Supplied material:
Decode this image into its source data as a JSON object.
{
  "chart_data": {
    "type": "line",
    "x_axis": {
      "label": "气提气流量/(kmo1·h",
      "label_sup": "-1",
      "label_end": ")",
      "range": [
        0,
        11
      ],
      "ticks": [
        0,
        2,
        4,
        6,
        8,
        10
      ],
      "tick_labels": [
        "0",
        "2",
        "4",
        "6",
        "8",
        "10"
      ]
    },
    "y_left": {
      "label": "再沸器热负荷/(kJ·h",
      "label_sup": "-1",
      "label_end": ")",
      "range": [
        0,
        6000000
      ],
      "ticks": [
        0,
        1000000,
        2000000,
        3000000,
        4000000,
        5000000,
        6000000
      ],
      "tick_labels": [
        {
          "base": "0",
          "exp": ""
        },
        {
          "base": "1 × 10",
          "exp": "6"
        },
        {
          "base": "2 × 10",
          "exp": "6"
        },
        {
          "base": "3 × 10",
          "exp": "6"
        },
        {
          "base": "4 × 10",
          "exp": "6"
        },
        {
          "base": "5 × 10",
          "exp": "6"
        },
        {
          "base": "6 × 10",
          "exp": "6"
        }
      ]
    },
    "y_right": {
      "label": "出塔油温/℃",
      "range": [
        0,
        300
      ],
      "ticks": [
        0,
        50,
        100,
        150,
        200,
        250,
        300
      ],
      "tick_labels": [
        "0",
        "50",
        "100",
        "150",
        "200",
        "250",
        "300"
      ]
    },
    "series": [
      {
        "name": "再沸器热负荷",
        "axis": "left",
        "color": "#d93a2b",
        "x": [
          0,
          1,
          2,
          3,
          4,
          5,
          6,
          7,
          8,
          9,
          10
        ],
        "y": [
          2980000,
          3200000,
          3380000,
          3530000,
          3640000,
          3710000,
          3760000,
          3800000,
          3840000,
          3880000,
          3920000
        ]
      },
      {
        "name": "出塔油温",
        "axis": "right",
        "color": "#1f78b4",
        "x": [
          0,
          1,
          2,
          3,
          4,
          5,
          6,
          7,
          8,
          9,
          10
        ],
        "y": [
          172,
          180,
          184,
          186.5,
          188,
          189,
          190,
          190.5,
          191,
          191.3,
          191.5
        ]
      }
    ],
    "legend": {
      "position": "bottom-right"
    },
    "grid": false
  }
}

Given instruction: Locate the lines above that hold the word "base". Show every one of them.

Full response:
          "base": "0",
          "base": "1 × 10",
          "base": "2 × 10",
          "base": "3 × 10",
          "base": "4 × 10",
          "base": "5 × 10",
          "base": "6 × 10",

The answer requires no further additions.